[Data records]
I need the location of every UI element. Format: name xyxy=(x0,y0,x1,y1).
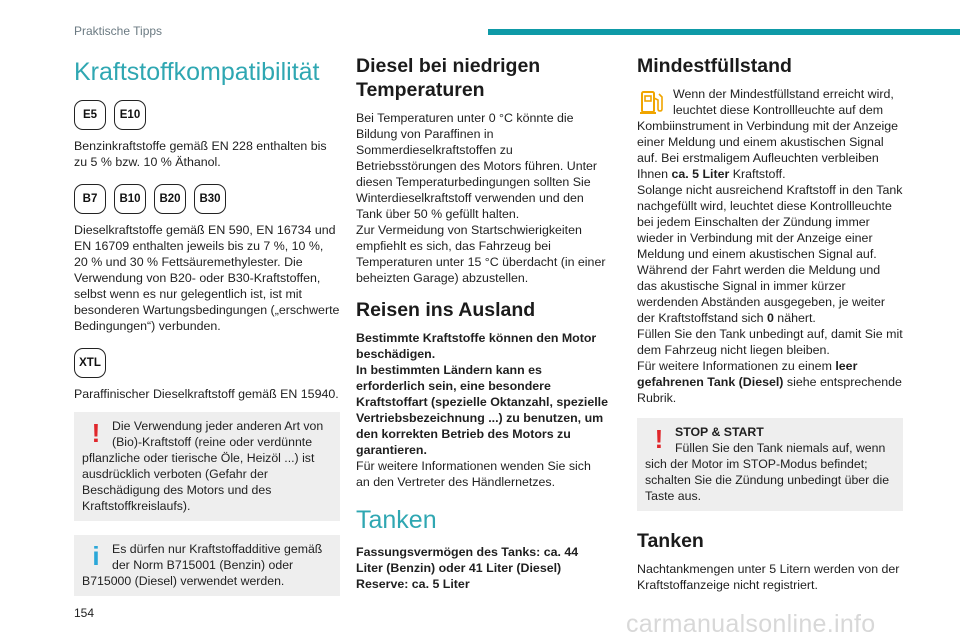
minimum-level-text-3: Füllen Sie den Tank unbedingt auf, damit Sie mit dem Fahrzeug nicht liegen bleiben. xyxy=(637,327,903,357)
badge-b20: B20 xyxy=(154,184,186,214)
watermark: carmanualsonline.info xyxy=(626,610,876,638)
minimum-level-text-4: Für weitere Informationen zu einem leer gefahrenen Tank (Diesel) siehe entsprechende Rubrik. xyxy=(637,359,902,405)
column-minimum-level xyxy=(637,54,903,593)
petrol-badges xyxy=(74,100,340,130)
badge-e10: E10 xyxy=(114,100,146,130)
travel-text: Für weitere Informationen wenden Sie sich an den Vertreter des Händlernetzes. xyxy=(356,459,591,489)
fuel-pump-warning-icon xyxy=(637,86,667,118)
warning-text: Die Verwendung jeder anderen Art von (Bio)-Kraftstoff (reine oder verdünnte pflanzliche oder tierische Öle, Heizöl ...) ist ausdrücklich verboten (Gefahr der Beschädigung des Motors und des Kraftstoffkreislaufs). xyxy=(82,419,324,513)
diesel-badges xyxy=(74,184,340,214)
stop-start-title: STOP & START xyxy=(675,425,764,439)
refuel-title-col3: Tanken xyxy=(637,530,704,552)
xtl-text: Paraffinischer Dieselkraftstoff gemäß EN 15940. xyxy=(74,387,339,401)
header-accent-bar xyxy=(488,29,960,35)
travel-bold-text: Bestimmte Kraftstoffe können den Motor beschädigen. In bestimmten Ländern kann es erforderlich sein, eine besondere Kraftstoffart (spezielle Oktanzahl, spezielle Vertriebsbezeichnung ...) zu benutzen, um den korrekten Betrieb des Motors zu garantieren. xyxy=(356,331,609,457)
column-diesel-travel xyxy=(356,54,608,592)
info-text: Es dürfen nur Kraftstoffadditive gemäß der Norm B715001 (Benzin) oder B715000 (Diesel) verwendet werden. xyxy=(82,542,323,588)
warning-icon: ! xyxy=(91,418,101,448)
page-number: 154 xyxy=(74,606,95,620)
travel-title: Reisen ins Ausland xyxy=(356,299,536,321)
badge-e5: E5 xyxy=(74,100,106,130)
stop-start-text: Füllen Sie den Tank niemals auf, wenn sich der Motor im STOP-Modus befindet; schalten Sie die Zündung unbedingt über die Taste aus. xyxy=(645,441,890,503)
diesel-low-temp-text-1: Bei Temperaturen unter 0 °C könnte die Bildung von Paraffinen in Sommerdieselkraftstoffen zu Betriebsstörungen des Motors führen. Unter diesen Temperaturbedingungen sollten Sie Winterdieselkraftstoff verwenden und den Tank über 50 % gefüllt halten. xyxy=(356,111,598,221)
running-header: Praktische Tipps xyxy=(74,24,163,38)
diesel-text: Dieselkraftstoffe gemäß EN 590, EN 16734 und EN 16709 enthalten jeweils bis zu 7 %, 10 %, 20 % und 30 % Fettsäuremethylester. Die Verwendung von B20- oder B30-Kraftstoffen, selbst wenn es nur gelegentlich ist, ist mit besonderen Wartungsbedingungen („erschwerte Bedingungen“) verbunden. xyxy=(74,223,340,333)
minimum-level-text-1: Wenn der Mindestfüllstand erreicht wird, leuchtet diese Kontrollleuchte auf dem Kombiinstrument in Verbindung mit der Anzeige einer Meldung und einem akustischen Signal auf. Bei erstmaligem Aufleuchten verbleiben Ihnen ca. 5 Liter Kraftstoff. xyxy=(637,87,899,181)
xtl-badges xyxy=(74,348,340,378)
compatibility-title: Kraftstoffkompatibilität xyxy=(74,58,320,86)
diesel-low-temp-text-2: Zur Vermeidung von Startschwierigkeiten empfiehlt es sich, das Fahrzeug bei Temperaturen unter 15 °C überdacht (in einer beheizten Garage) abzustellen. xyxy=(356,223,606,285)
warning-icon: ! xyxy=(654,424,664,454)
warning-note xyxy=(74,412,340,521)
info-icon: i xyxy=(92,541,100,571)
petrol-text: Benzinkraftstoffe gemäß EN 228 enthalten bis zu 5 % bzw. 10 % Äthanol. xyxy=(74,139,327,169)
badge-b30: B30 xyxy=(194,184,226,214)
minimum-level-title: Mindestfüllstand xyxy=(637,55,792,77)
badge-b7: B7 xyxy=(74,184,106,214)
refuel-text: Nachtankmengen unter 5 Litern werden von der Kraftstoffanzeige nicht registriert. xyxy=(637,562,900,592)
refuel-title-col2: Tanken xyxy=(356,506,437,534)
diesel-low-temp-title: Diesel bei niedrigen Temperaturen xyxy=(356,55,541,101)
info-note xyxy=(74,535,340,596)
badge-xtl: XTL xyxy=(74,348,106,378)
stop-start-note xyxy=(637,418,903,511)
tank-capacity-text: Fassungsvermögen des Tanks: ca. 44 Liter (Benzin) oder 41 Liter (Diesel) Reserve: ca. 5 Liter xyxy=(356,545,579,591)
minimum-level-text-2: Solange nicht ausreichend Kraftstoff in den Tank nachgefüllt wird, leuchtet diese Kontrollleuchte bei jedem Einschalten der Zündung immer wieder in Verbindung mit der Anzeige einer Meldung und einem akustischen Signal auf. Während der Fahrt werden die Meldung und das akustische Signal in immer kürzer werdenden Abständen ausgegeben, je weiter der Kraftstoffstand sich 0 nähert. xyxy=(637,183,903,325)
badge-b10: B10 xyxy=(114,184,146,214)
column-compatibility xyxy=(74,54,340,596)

SHORT EXERCISE: Please pull out every line of the listing above that contains the string "column", and copy those lines unchanged.

TASK RESULT:
column-minimum-level xyxy=(637,54,903,593)
column-diesel-travel xyxy=(356,54,608,592)
column-compatibility xyxy=(74,54,340,596)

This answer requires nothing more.